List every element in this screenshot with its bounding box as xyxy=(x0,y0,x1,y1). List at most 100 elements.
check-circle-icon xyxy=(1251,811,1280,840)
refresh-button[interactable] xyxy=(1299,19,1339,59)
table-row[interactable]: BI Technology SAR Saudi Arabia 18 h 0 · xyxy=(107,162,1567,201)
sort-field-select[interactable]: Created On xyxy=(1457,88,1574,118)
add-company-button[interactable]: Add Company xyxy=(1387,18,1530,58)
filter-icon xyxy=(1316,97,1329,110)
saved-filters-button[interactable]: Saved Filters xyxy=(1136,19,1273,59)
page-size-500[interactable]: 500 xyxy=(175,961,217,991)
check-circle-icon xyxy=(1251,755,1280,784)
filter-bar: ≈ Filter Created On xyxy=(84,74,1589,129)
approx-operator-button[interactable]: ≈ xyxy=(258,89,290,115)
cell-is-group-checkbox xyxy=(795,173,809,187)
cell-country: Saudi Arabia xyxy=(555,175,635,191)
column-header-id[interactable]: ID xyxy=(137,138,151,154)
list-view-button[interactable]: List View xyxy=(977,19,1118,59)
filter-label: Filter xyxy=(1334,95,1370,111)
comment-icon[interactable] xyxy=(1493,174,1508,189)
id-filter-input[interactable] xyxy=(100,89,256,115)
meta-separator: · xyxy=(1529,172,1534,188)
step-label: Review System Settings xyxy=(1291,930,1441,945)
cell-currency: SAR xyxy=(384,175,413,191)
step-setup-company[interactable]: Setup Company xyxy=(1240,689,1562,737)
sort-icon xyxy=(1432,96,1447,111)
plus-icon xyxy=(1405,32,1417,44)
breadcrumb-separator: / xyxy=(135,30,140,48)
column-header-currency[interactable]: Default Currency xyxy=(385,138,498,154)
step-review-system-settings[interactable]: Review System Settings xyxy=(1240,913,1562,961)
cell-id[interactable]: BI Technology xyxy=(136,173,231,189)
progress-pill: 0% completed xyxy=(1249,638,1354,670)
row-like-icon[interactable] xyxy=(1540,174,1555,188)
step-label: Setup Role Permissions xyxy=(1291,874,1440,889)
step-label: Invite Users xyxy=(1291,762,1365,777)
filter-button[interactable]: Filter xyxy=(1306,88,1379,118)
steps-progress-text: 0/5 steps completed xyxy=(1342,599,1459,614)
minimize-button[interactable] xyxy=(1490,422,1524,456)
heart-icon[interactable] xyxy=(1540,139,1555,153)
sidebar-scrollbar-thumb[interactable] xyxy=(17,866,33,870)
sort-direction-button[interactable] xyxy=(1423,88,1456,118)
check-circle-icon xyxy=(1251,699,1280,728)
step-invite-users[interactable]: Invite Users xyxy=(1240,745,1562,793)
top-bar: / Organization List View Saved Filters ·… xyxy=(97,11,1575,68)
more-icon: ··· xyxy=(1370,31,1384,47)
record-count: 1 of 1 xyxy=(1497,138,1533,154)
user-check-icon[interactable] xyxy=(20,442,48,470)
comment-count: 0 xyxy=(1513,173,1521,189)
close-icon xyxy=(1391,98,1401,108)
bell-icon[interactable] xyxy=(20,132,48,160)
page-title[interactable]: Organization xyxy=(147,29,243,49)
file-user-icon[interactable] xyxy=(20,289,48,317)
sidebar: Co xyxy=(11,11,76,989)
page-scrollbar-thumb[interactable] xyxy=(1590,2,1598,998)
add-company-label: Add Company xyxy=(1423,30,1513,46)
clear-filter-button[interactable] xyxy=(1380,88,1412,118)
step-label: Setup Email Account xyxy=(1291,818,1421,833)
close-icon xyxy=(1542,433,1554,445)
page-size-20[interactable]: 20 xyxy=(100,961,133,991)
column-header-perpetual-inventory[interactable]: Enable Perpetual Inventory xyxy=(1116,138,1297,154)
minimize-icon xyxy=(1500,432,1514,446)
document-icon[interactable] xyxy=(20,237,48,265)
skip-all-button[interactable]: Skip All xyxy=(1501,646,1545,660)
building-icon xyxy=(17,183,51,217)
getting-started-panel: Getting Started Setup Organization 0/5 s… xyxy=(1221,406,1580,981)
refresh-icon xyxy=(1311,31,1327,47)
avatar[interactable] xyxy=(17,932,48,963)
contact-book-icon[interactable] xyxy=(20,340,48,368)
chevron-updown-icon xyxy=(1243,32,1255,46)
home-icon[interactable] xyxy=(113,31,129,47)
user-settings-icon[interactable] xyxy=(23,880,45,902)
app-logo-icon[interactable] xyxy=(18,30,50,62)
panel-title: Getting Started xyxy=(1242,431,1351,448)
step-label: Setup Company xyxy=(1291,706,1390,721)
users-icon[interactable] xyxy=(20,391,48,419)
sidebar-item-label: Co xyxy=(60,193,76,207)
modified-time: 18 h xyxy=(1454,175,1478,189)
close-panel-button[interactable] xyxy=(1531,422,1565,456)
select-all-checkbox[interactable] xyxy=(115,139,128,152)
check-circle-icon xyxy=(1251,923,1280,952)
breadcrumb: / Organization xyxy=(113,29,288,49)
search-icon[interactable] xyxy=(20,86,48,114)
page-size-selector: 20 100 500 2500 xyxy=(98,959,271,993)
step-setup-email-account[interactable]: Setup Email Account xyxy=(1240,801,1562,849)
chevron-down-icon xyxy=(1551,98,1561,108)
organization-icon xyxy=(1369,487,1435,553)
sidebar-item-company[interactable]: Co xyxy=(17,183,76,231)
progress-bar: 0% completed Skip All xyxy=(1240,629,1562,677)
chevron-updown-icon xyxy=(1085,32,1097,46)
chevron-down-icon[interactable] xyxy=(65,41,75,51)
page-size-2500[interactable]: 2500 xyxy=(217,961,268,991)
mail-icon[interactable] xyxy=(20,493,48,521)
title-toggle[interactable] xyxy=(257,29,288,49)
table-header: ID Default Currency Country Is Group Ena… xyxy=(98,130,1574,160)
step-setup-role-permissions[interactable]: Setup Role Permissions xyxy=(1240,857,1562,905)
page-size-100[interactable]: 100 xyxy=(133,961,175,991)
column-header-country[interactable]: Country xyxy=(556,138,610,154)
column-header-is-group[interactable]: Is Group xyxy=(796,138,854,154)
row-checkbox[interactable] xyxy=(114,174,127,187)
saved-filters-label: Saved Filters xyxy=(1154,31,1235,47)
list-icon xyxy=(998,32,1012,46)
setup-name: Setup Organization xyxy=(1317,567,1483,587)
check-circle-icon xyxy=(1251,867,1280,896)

§ OBJECTIVE
Copy all of the data above line for line, changing nothing.

§ SOLUTION FOR THIS EXERCISE
List every element in this screenshot with its bounding box as xyxy=(x0,y0,x1,y1). List at most 100 elements.
check-circle-icon xyxy=(1251,811,1280,840)
refresh-button[interactable] xyxy=(1299,19,1339,59)
table-row[interactable]: BI Technology SAR Saudi Arabia 18 h 0 · xyxy=(107,162,1567,201)
sort-field-select[interactable]: Created On xyxy=(1457,88,1574,118)
add-company-button[interactable]: Add Company xyxy=(1387,18,1530,58)
filter-icon xyxy=(1316,97,1329,110)
saved-filters-button[interactable]: Saved Filters xyxy=(1136,19,1273,59)
page-size-500[interactable]: 500 xyxy=(175,961,217,991)
check-circle-icon xyxy=(1251,755,1280,784)
filter-bar: ≈ Filter Created On xyxy=(84,74,1589,129)
approx-operator-button[interactable]: ≈ xyxy=(258,89,290,115)
cell-is-group-checkbox xyxy=(795,173,809,187)
cell-country: Saudi Arabia xyxy=(555,175,635,191)
column-header-id[interactable]: ID xyxy=(137,138,151,154)
list-view-button[interactable]: List View xyxy=(977,19,1118,59)
filter-label: Filter xyxy=(1334,95,1370,111)
comment-icon[interactable] xyxy=(1493,174,1508,189)
id-filter-input[interactable] xyxy=(100,89,256,115)
meta-separator: · xyxy=(1529,172,1534,188)
step-label: Review System Settings xyxy=(1291,930,1441,945)
cell-currency: SAR xyxy=(384,175,413,191)
step-setup-company[interactable]: Setup Company xyxy=(1240,689,1562,737)
sort-icon xyxy=(1432,96,1447,111)
plus-icon xyxy=(1405,32,1417,44)
breadcrumb-separator: / xyxy=(135,30,140,48)
column-header-currency[interactable]: Default Currency xyxy=(385,138,498,154)
step-review-system-settings[interactable]: Review System Settings xyxy=(1240,913,1562,961)
cell-id[interactable]: BI Technology xyxy=(136,173,231,189)
progress-pill: 0% completed xyxy=(1249,638,1354,670)
row-like-icon[interactable] xyxy=(1540,174,1555,188)
step-label: Setup Role Permissions xyxy=(1291,874,1440,889)
step-label: Invite Users xyxy=(1291,762,1365,777)
filter-button[interactable]: Filter xyxy=(1306,88,1379,118)
steps-progress-text: 0/5 steps completed xyxy=(1342,599,1459,614)
minimize-button[interactable] xyxy=(1490,422,1524,456)
heart-icon[interactable] xyxy=(1540,139,1555,153)
sidebar-scrollbar-thumb[interactable] xyxy=(17,866,33,870)
sort-direction-button[interactable] xyxy=(1423,88,1456,118)
check-circle-icon xyxy=(1251,699,1280,728)
step-invite-users[interactable]: Invite Users xyxy=(1240,745,1562,793)
top-bar: / Organization List View Saved Filters ·… xyxy=(97,11,1575,68)
more-icon: ··· xyxy=(1370,31,1384,47)
record-count: 1 of 1 xyxy=(1497,138,1533,154)
user-check-icon[interactable] xyxy=(20,442,48,470)
comment-count: 0 xyxy=(1513,173,1521,189)
close-icon xyxy=(1391,98,1401,108)
bell-icon[interactable] xyxy=(20,132,48,160)
page-title[interactable]: Organization xyxy=(147,29,243,49)
file-user-icon[interactable] xyxy=(20,289,48,317)
sidebar: Co xyxy=(11,11,76,989)
page-scrollbar-thumb[interactable] xyxy=(1590,2,1598,998)
add-company-label: Add Company xyxy=(1423,30,1513,46)
clear-filter-button[interactable] xyxy=(1380,88,1412,118)
step-label: Setup Email Account xyxy=(1291,818,1421,833)
close-icon xyxy=(1542,433,1554,445)
page-size-20[interactable]: 20 xyxy=(100,961,133,991)
column-header-perpetual-inventory[interactable]: Enable Perpetual Inventory xyxy=(1116,138,1297,154)
minimize-icon xyxy=(1500,432,1514,446)
document-icon[interactable] xyxy=(20,237,48,265)
skip-all-button[interactable]: Skip All xyxy=(1501,646,1545,660)
building-icon xyxy=(17,183,51,217)
getting-started-panel: Getting Started Setup Organization 0/5 s… xyxy=(1221,406,1580,981)
refresh-icon xyxy=(1311,31,1327,47)
avatar[interactable] xyxy=(17,932,48,963)
contact-book-icon[interactable] xyxy=(20,340,48,368)
chevron-updown-icon xyxy=(1243,32,1255,46)
home-icon[interactable] xyxy=(113,31,129,47)
user-settings-icon[interactable] xyxy=(23,880,45,902)
app-logo-icon[interactable] xyxy=(18,30,50,62)
panel-title: Getting Started xyxy=(1242,431,1351,448)
step-label: Setup Company xyxy=(1291,706,1390,721)
users-icon[interactable] xyxy=(20,391,48,419)
sidebar-item-label: Co xyxy=(60,193,76,207)
modified-time: 18 h xyxy=(1454,175,1478,189)
close-panel-button[interactable] xyxy=(1531,422,1565,456)
select-all-checkbox[interactable] xyxy=(115,139,128,152)
check-circle-icon xyxy=(1251,923,1280,952)
breadcrumb: / Organization xyxy=(113,29,288,49)
search-icon[interactable] xyxy=(20,86,48,114)
page-size-selector: 20 100 500 2500 xyxy=(98,959,271,993)
step-setup-email-account[interactable]: Setup Email Account xyxy=(1240,801,1562,849)
chevron-down-icon xyxy=(1551,98,1561,108)
organization-icon xyxy=(1369,487,1435,553)
sidebar-item-company[interactable]: Co xyxy=(17,183,76,231)
progress-bar: 0% completed Skip All xyxy=(1240,629,1562,677)
chevron-updown-icon xyxy=(1085,32,1097,46)
chevron-down-icon[interactable] xyxy=(65,41,75,51)
page-size-2500[interactable]: 2500 xyxy=(217,961,268,991)
mail-icon[interactable] xyxy=(20,493,48,521)
title-toggle[interactable] xyxy=(257,29,288,49)
table-header: ID Default Currency Country Is Group Ena… xyxy=(98,130,1574,160)
step-setup-role-permissions[interactable]: Setup Role Permissions xyxy=(1240,857,1562,905)
page-size-100[interactable]: 100 xyxy=(133,961,175,991)
column-header-country[interactable]: Country xyxy=(556,138,610,154)
column-header-is-group[interactable]: Is Group xyxy=(796,138,854,154)
row-checkbox[interactable] xyxy=(114,174,127,187)
saved-filters-label: Saved Filters xyxy=(1154,31,1235,47)
list-icon xyxy=(998,32,1012,46)
setup-name: Setup Organization xyxy=(1317,567,1483,587)
check-circle-icon xyxy=(1251,867,1280,896)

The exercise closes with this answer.